● **Task prompt**: Gather all lines with "Impressora" from the records.

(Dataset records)
=-=-=-=-=

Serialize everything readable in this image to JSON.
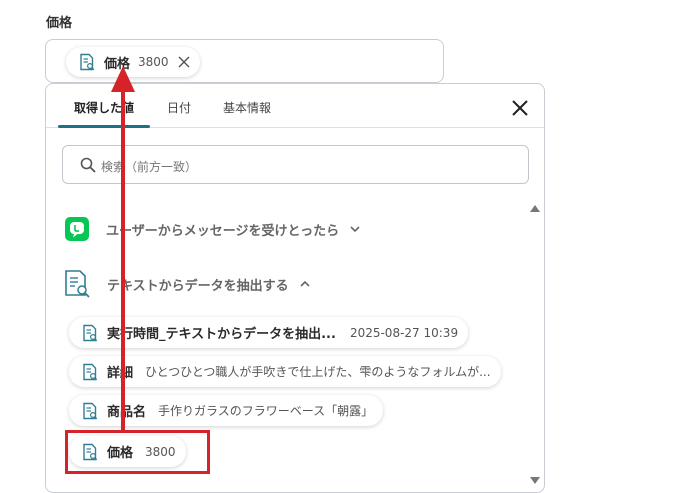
{
  "field": {
    "label": "価格",
    "selected_chip": {
      "name": "価格",
      "value": "3800"
    }
  },
  "tabs": [
    {
      "label": "取得した値",
      "active": true
    },
    {
      "label": "日付",
      "active": false
    },
    {
      "label": "基本情報",
      "active": false
    }
  ],
  "search": {
    "placeholder": "検索（前方一致）"
  },
  "sections": [
    {
      "label": "ユーザーからメッセージを受けとったら",
      "icon": "line-app-icon",
      "expanded": false
    },
    {
      "label": "テキストからデータを抽出する",
      "icon": "document-search-icon",
      "expanded": true
    }
  ],
  "items": [
    {
      "name": "実行時間_テキストからデータを抽出...",
      "value": "2025-08-27 10:39"
    },
    {
      "name": "詳細",
      "value": "ひとつひとつ職人が手吹きで仕上げた、雫のようなフォルムが..."
    },
    {
      "name": "商品名",
      "value": "手作りガラスのフラワーベース「朝露」"
    },
    {
      "name": "価格",
      "value": "3800"
    }
  ],
  "colors": {
    "accent_tab": "#1d6f8a",
    "annotation_red": "#d6232a",
    "line_green": "#06c755",
    "icon_teal": "#2f7f93"
  }
}
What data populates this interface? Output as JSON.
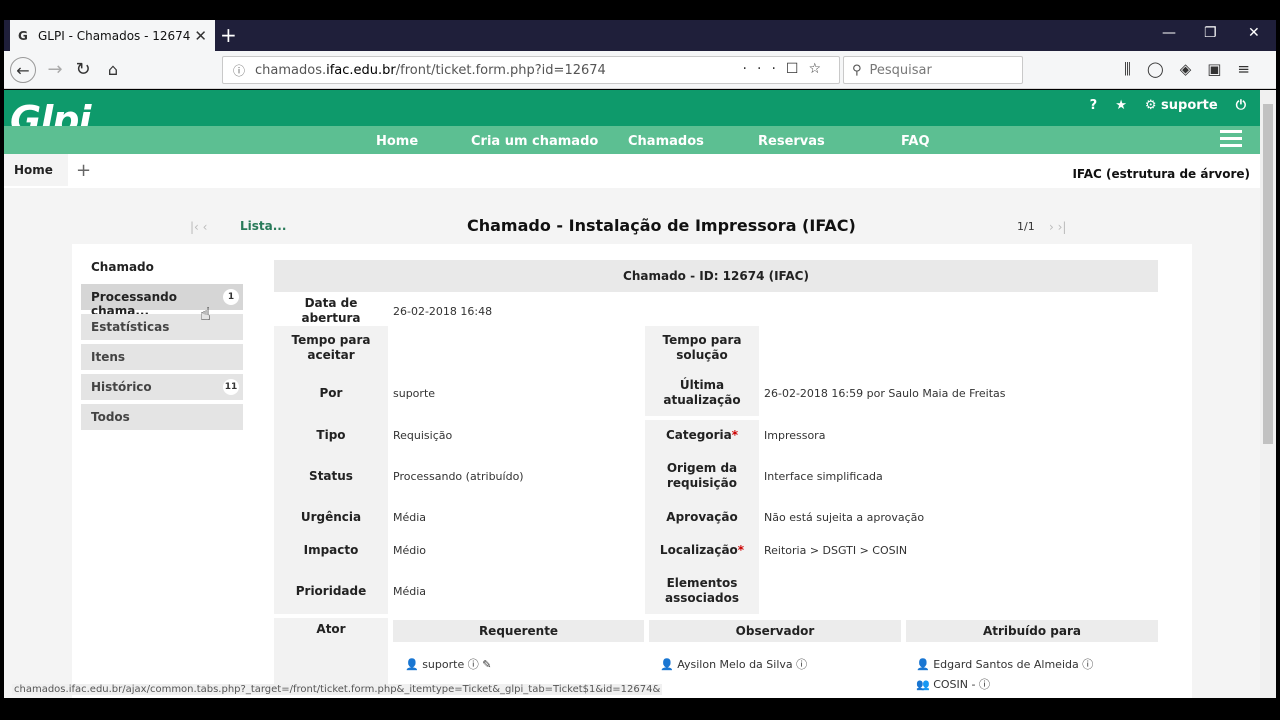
{
  "browser": {
    "tab_title": "GLPI - Chamados - 12674",
    "tab_favicon": "G",
    "url_prefix": "chamados.",
    "url_domain": "ifac.edu.br",
    "url_path": "/front/ticket.form.php?id=12674",
    "search_placeholder": "Pesquisar",
    "status_url": "chamados.ifac.edu.br/ajax/common.tabs.php?_target=/front/ticket.form.php&_itemtype=Ticket&_glpi_tab=Ticket$1&id=12674&"
  },
  "glpi": {
    "logo": "Glpi",
    "user": "suporte",
    "help": "?",
    "menu": [
      "Home",
      "Cria um chamado",
      "Chamados",
      "Reservas",
      "FAQ"
    ],
    "breadcrumb_home": "Home",
    "breadcrumb_plus": "+",
    "entity": "IFAC (estrutura de árvore)"
  },
  "page": {
    "list_link": "Lista...",
    "title": "Chamado - Instalação de Impressora (IFAC)",
    "counter": "1/1"
  },
  "sidebar": {
    "heading": "Chamado",
    "items": [
      {
        "label": "Processando chama...",
        "badge": "1"
      },
      {
        "label": "Estatísticas",
        "badge": ""
      },
      {
        "label": "Itens",
        "badge": ""
      },
      {
        "label": "Histórico",
        "badge": "11"
      },
      {
        "label": "Todos",
        "badge": ""
      }
    ]
  },
  "ticket": {
    "header": "Chamado - ID: 12674 (IFAC)",
    "fields": {
      "data_abertura_label": "Data de abertura",
      "data_abertura_value": "26-02-2018 16:48",
      "tempo_aceitar_label": "Tempo para aceitar",
      "tempo_solucao_label": "Tempo para solução",
      "por_label": "Por",
      "por_value": "suporte",
      "ultima_atualizacao_label": "Última atualização",
      "ultima_atualizacao_value": "26-02-2018 16:59 por Saulo Maia de Freitas",
      "tipo_label": "Tipo",
      "tipo_value": "Requisição",
      "categoria_label": "Categoria",
      "categoria_value": "Impressora",
      "status_label": "Status",
      "status_value": "Processando (atribuído)",
      "origem_label": "Origem da requisição",
      "origem_value": "Interface simplificada",
      "urgencia_label": "Urgência",
      "urgencia_value": "Média",
      "aprovacao_label": "Aprovação",
      "aprovacao_value": "Não está sujeita a aprovação",
      "impacto_label": "Impacto",
      "impacto_value": "Médio",
      "localizacao_label": "Localização",
      "localizacao_value": "Reitoria > DSGTI > COSIN",
      "prioridade_label": "Prioridade",
      "prioridade_value": "Média",
      "elementos_label": "Elementos associados",
      "required_mark": "*"
    },
    "actors": {
      "label": "Ator",
      "requerente_label": "Requerente",
      "observador_label": "Observador",
      "atribuido_label": "Atribuído para",
      "requerente": "suporte",
      "observador": "Aysilon Melo da Silva",
      "atribuido": "Edgard Santos de Almeida",
      "atribuido_group": "COSIN -"
    }
  },
  "colors": {
    "header_green": "#0e9a6b",
    "menu_green": "#5cbf92",
    "link_green": "#287a59"
  }
}
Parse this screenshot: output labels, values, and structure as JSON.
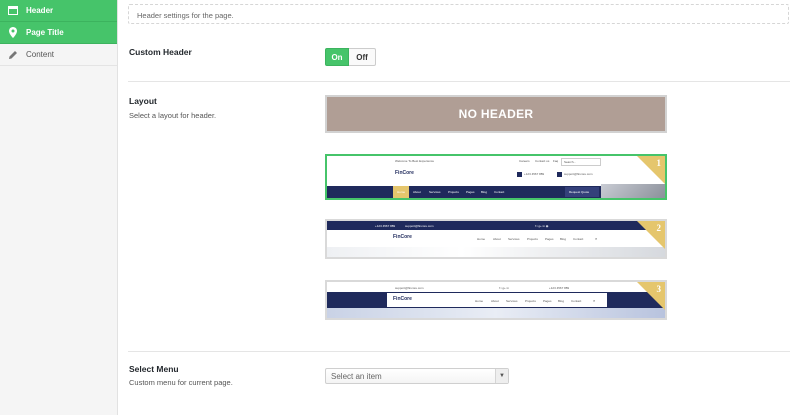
{
  "sidebar": {
    "items": [
      {
        "label": "Header",
        "icon": "header-icon",
        "active": true
      },
      {
        "label": "Page Title",
        "icon": "map-marker-icon",
        "active": true
      },
      {
        "label": "Content",
        "icon": "pencil-icon",
        "active": false
      }
    ]
  },
  "main": {
    "description": "Header settings for the page.",
    "custom_header": {
      "label": "Custom Header",
      "on_label": "On",
      "off_label": "Off",
      "selected": "On"
    },
    "layout": {
      "label": "Layout",
      "sublabel": "Select a layout for header.",
      "no_header_label": "NO HEADER",
      "selected_index": 1,
      "options": [
        {
          "number": "1",
          "topbar_left": "Welcome To Best Experience",
          "topbar_links": [
            "Careers",
            "Contact us",
            "Faq"
          ],
          "search_placeholder": "Search...",
          "logo": "FinCore",
          "phone": "+123 4567 889",
          "email": "support@fincore.com",
          "menu": [
            "Home",
            "About",
            "Services",
            "Projects",
            "Pages",
            "Blog",
            "Contact"
          ],
          "cta": "Request Quote"
        },
        {
          "number": "2",
          "topbar_phone": "+123 4567 889",
          "topbar_email": "support@fincore.com",
          "social": "f  t  g+  in  ◉",
          "logo": "FinCore",
          "menu": [
            "Home",
            "About",
            "Services",
            "Projects",
            "Pages",
            "Blog",
            "Contact"
          ]
        },
        {
          "number": "3",
          "topbar_email": "support@fincore.com",
          "social": "f  t  g+  in",
          "topbar_phone": "+123 4567 889",
          "logo": "FinCore",
          "menu": [
            "Home",
            "About",
            "Services",
            "Projects",
            "Pages",
            "Blog",
            "Contact"
          ]
        }
      ]
    },
    "select_menu": {
      "label": "Select Menu",
      "sublabel": "Custom menu for current page.",
      "placeholder": "Select an item"
    }
  },
  "colors": {
    "accent_green": "#46c46a",
    "no_header_bg": "#b09e95",
    "navy": "#1f2a5c",
    "gold": "#e5c66d"
  }
}
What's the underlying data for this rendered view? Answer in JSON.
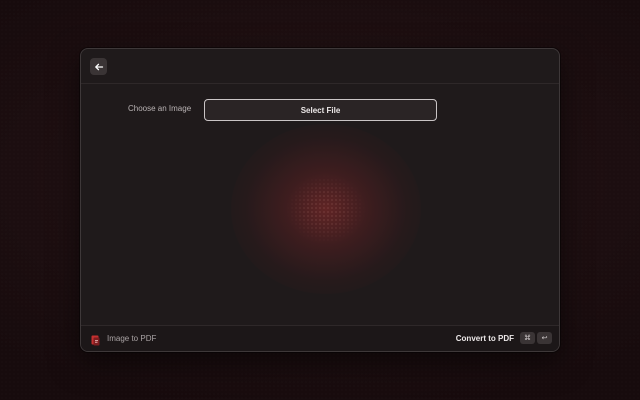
{
  "window": {
    "back_icon": "arrow-left-icon"
  },
  "form": {
    "choose_label": "Choose an Image",
    "select_button_label": "Select File"
  },
  "footer": {
    "app_icon": "pdf-app-icon",
    "app_name": "Image to PDF",
    "action_label": "Convert to PDF",
    "shortcut_modifier": "⌘",
    "shortcut_key": "↩"
  },
  "colors": {
    "accent_glow": "#962d2d",
    "window_bg": "#1f1a1b",
    "button_border": "#c9c4c5"
  }
}
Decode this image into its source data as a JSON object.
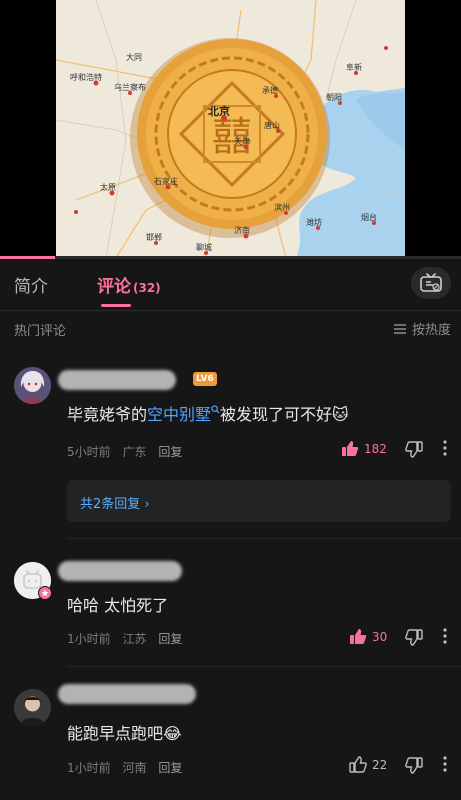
{
  "video": {
    "map_labels": [
      "呼和浩特",
      "乌兰察布",
      "承德",
      "阜新",
      "北京",
      "天津",
      "唐山",
      "石家庄",
      "太原",
      "济南",
      "烟台",
      "潍坊",
      "邯郸",
      "朝阳",
      "大同",
      "滨州",
      "聊城"
    ],
    "mooncake_glyph": "囍",
    "progress": 0.12
  },
  "tabs": {
    "intro_label": "简介",
    "comments_label": "评论",
    "comments_count": "(32)",
    "tv_icon": "tv-icon"
  },
  "section": {
    "hot_title": "热门评论",
    "sort_label": "按热度"
  },
  "comments": [
    {
      "level": "LV6",
      "text_before": "毕竟姥爷的",
      "keyword": "空中别墅",
      "text_after": "被发现了可不好",
      "emoji": "🐱",
      "time": "5小时前",
      "location": "广东",
      "reply_label": "回复",
      "likes": "182",
      "liked": true,
      "replies_link": "共2条回复 ›"
    },
    {
      "text": "哈哈  太怕死了",
      "time": "1小时前",
      "location": "江苏",
      "reply_label": "回复",
      "likes": "30",
      "liked": true
    },
    {
      "text": "能跑早点跑吧😂",
      "time": "1小时前",
      "location": "河南",
      "reply_label": "回复",
      "likes": "22",
      "liked": false
    }
  ],
  "colors": {
    "accent": "#fb7299",
    "link": "#4fa7ff",
    "bg": "#161616"
  }
}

=-=-=-=-=

● **Result of this exercise**:
    "title": "Chamado - Instalação de Impressora (IFAC)",
      "categoria_value": "Impressora",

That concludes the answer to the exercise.